▸ Stored records
————————

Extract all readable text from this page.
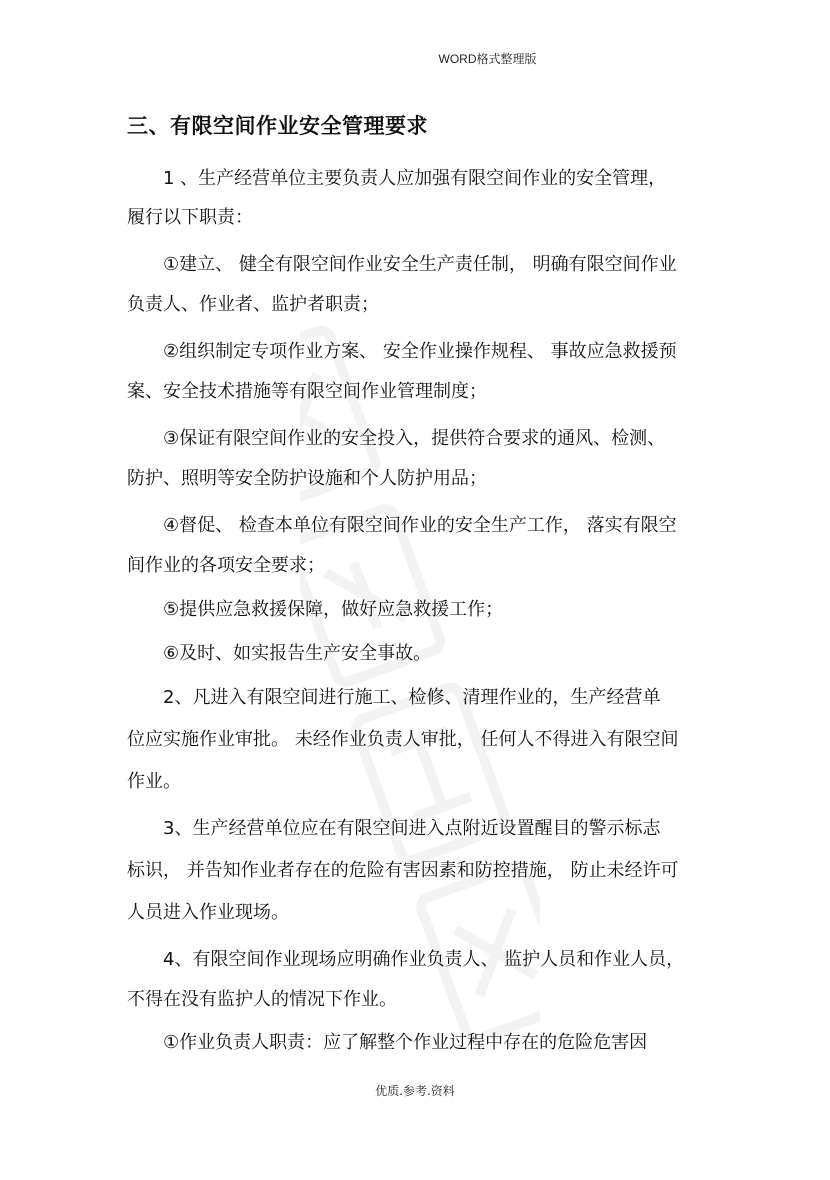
WORD格式整理版
三、有限空间作业安全管理要求

1 、生产经营单位主要负责人应加强有限空间作业的安全管理，

履行以下职责：

①建立、 健全有限空间作业安全生产责任制， 明确有限空间作业

负责人、作业者、监护者职责；

②组织制定专项作业方案、 安全作业操作规程、 事故应急救援预

案、安全技术措施等有限空间作业管理制度；

③保证有限空间作业的安全投入，提供符合要求的通风、检测、

防护、照明等安全防护设施和个人防护用品；

④督促、 检查本单位有限空间作业的安全生产工作， 落实有限空

间作业的各项安全要求；

⑤提供应急救援保障，做好应急救援工作；

⑥及时、如实报告生产安全事故。

2、凡进入有限空间进行施工、检修、清理作业的，生产经营单

位应实施作业审批。 未经作业负责人审批， 任何人不得进入有限空间

作业。

3、生产经营单位应在有限空间进入点附近设置醒目的警示标志

标识， 并告知作业者存在的危险有害因素和防控措施， 防止未经许可

人员进入作业现场。

4、有限空间作业现场应明确作业负责人、 监护人员和作业人员，

不得在没有监护人的情况下作业。

①作业负责人职责：应了解整个作业过程中存在的危险危害因

优质.参考.资料
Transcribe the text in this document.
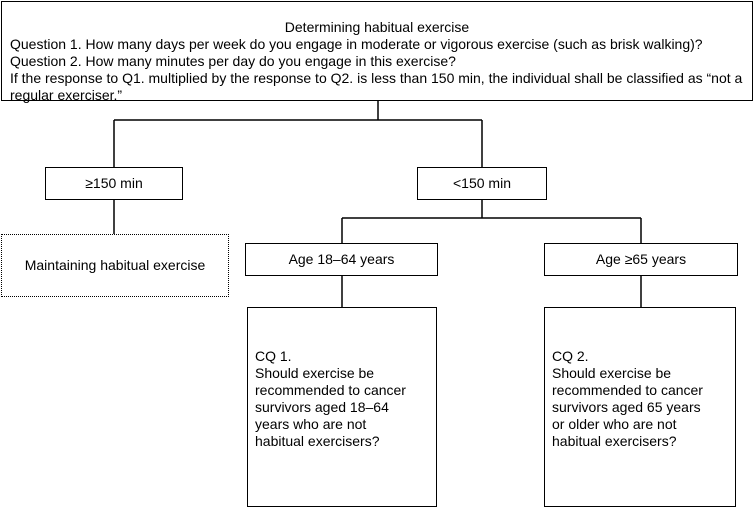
Determining habitual exercise
Question 1. How many days per week do you engage in moderate or vigorous exercise (such as brisk walking)?
Question 2. How many minutes per day do you engage in this exercise?
If the response to Q1. multiplied by the response to Q2. is less than 150 min, the individual shall be classified as “not a regular exerciser.”
≥150 min	<150 min
Maintaining habitual exercise	Age 18–64 years	Age ≥65 years
CQ 1.
Should exercise be
recommended to cancer
survivors aged 18–64
years who are not
habitual exercisers?
CQ 2.
Should exercise be
recommended to cancer
survivors aged 65 years
or older who are not
habitual exercisers?
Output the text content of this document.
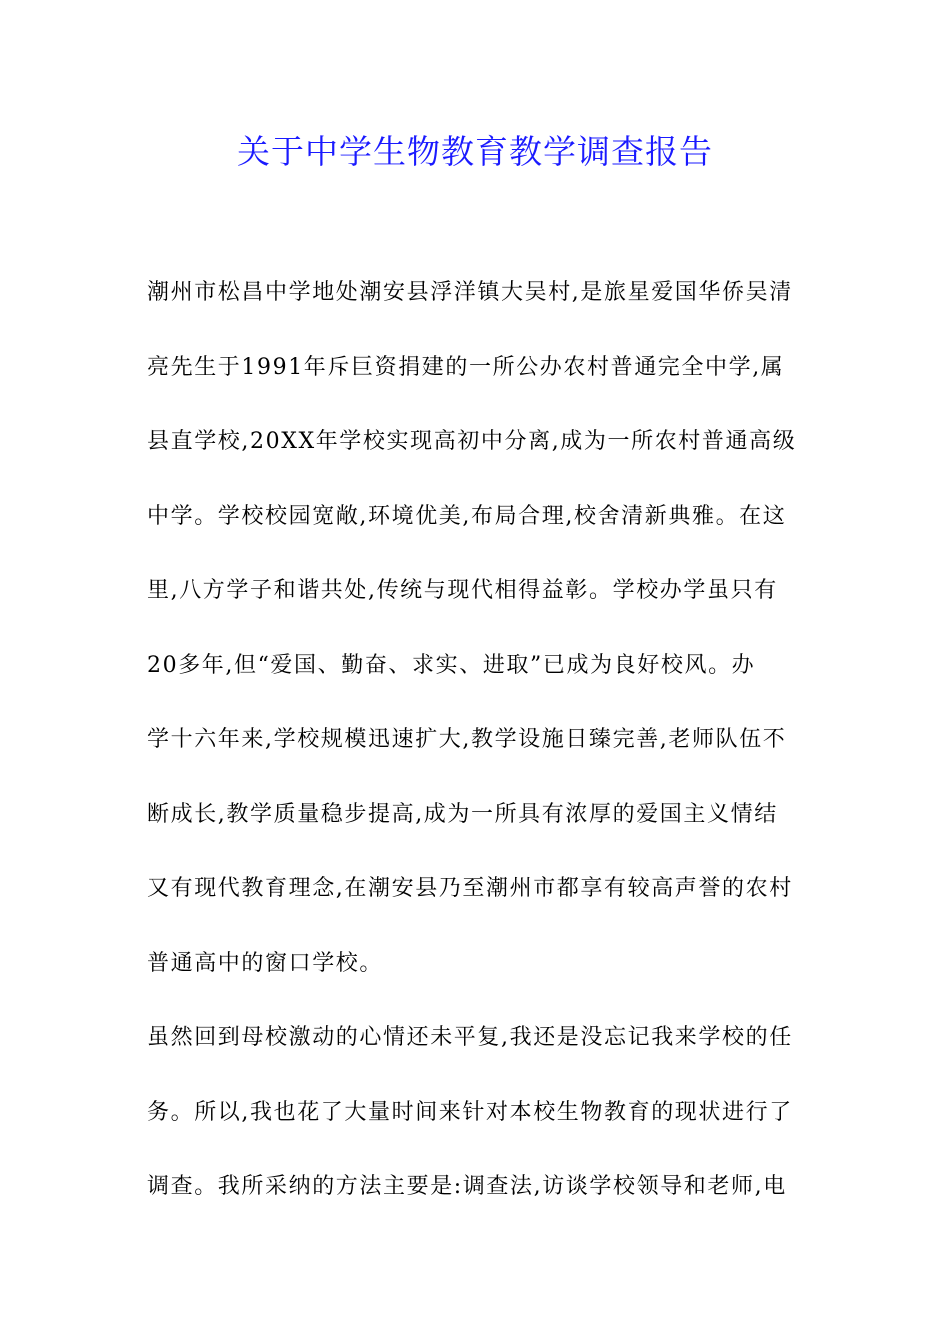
关于中学生物教育教学调查报告
潮州市松昌中学地处潮安县浮洋镇大吴村,是旅星爱国华侨吴清
亮先生于1991年斥巨资捐建的一所公办农村普通完全中学,属
县直学校,20XX年学校实现高初中分离,成为一所农村普通高级
中学。学校校园宽敞,环境优美,布局合理,校舍清新典雅。在这
里,八方学子和谐共处,传统与现代相得益彰。学校办学虽只有
20多年,但“爱国、勤奋、求实、进取”已成为良好校风。办
学十六年来,学校规模迅速扩大,教学设施日臻完善,老师队伍不
断成长,教学质量稳步提高,成为一所具有浓厚的爱国主义情结
又有现代教育理念,在潮安县乃至潮州市都享有较高声誉的农村
普通高中的窗口学校。
虽然回到母校激动的心情还未平复,我还是没忘记我来学校的任
务。所以,我也花了大量时间来针对本校生物教育的现状进行了
调查。我所采纳的方法主要是:调查法,访谈学校领导和老师,电
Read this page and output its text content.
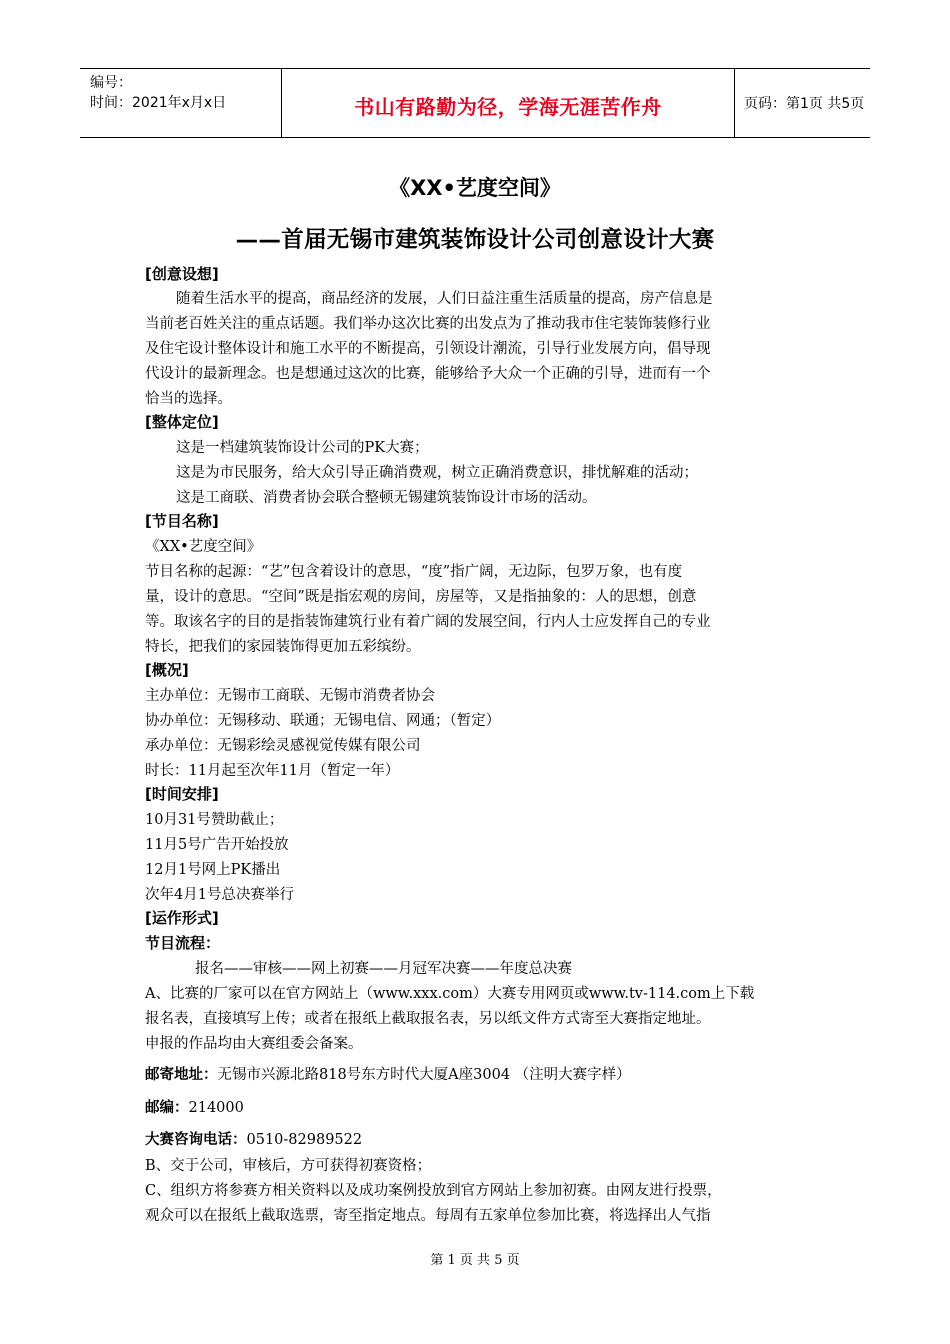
编号：
时间：2021年x月x日	书山有路勤为径，学海无涯苦作舟	页码：第1页 共5页
《XX•艺度空间》
——首届无锡市建筑装饰设计公司创意设计大赛
[创意设想]
随着生活水平的提高，商品经济的发展，人们日益注重生活质量的提高，房产信息是
当前老百姓关注的重点话题。我们举办这次比赛的出发点为了推动我市住宅装饰装修行业
及住宅设计整体设计和施工水平的不断提高，引领设计潮流，引导行业发展方向，倡导现
代设计的最新理念。也是想通过这次的比赛，能够给予大众一个正确的引导，进而有一个
恰当的选择。
[整体定位]
这是一档建筑装饰设计公司的PK大赛；
这是为市民服务，给大众引导正确消费观，树立正确消费意识，排忧解难的活动；
这是工商联、消费者协会联合整顿无锡建筑装饰设计市场的活动。
[节目名称]
《XX•艺度空间》
节目名称的起源：“艺”包含着设计的意思，“度”指广阔，无边际，包罗万象，也有度
量，设计的意思。“空间”既是指宏观的房间，房屋等，又是指抽象的：人的思想，创意
等。取该名字的目的是指装饰建筑行业有着广阔的发展空间，行内人士应发挥自己的专业
特长，把我们的家园装饰得更加五彩缤纷。
[概况]
主办单位：无锡市工商联、无锡市消费者协会
协办单位：无锡移动、联通；无锡电信、网通；（暂定）
承办单位：无锡彩绘灵感视觉传媒有限公司
时长：11月起至次年11月（暂定一年）
[时间安排]
10月31号赞助截止；
11月5号广告开始投放
12月1号网上PK播出
次年4月1号总决赛举行
[运作形式]
节目流程：
报名——审核——网上初赛——月冠军决赛——年度总决赛
A、比赛的厂家可以在官方网站上（www.xxx.com）大赛专用网页或www.tv-114.com上下载
报名表，直接填写上传；或者在报纸上截取报名表，另以纸文件方式寄至大赛指定地址。
申报的作品均由大赛组委会备案。
邮寄地址：无锡市兴源北路818号东方时代大厦A座3004 （注明大赛字样）
邮编：214000
大赛咨询电话：0510-82989522
B、交于公司，审核后，方可获得初赛资格；
C、组织方将参赛方相关资料以及成功案例投放到官方网站上参加初赛。由网友进行投票，
观众可以在报纸上截取选票，寄至指定地点。每周有五家单位参加比赛，将选择出人气指
第 1 页 共 5 页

————————

▸ Required work
Each line of the data that includes the word "survivors" counts once; report the total and nothing more.

▸ Written answer
2